Exercise task: Return the number of lines that include the string "cells", without any other text.

[Dataset records]
------------------------------
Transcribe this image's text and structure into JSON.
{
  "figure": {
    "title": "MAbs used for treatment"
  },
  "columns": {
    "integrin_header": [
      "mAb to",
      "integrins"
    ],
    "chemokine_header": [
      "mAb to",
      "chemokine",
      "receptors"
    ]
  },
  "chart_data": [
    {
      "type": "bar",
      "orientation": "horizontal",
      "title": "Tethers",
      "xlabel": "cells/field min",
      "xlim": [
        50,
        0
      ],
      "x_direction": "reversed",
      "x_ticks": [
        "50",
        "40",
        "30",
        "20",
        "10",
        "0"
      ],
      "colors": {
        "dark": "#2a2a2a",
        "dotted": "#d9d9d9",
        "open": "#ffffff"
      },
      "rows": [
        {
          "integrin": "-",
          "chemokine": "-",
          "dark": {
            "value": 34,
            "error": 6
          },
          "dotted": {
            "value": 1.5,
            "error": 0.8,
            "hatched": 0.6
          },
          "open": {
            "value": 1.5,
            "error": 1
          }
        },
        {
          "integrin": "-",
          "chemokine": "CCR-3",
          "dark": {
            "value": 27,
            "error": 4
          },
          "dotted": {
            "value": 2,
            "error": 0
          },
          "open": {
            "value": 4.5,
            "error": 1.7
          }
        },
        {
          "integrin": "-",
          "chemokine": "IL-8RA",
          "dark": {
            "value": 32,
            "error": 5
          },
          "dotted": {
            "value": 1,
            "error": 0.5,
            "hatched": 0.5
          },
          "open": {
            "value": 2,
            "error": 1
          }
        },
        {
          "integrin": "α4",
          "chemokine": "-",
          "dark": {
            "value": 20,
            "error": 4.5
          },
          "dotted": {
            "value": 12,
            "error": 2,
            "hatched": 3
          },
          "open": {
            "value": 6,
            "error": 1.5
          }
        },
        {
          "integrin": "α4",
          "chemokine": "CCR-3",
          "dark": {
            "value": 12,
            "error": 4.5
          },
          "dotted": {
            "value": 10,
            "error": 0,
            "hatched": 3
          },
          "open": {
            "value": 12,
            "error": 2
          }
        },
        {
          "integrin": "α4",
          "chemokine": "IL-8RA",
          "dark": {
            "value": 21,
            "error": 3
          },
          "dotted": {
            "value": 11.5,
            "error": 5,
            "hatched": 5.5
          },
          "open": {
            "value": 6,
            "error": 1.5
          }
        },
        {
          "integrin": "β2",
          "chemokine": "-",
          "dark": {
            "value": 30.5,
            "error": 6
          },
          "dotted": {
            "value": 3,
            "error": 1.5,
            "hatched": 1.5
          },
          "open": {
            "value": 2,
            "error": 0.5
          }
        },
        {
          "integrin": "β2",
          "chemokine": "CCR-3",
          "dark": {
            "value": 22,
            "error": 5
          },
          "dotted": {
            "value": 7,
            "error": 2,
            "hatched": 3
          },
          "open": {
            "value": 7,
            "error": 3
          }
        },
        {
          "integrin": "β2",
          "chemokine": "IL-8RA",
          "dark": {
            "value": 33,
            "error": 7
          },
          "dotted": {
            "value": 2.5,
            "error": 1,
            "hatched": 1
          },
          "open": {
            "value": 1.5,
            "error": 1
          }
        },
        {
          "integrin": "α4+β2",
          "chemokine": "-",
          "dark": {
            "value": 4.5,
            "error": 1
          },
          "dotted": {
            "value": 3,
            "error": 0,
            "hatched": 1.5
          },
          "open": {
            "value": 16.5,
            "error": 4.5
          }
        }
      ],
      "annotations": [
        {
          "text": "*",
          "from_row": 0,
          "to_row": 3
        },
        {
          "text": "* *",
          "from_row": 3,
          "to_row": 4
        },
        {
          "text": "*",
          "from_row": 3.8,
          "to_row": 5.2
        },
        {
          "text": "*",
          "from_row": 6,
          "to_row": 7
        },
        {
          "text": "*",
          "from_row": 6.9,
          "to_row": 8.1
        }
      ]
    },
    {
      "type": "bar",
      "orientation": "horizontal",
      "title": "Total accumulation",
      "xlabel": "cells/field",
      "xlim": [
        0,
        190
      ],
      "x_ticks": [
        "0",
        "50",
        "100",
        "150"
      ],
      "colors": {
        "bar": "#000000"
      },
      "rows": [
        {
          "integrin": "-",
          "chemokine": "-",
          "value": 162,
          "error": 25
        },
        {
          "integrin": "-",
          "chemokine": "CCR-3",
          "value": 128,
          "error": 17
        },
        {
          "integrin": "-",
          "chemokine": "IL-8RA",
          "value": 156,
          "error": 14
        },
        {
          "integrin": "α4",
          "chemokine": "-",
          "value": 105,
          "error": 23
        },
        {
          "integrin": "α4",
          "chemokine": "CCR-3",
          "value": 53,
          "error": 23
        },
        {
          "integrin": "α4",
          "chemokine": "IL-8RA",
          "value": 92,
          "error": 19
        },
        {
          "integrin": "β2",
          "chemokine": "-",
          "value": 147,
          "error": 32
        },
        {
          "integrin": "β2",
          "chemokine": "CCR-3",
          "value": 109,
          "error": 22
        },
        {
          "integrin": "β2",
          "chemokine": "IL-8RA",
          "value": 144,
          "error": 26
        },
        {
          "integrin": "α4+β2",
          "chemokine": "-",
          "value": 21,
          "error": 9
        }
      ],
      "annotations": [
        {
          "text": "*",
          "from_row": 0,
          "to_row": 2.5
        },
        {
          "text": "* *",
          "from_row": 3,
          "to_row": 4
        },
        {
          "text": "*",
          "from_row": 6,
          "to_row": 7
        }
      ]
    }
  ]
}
------------------------------
Exercise solution: 2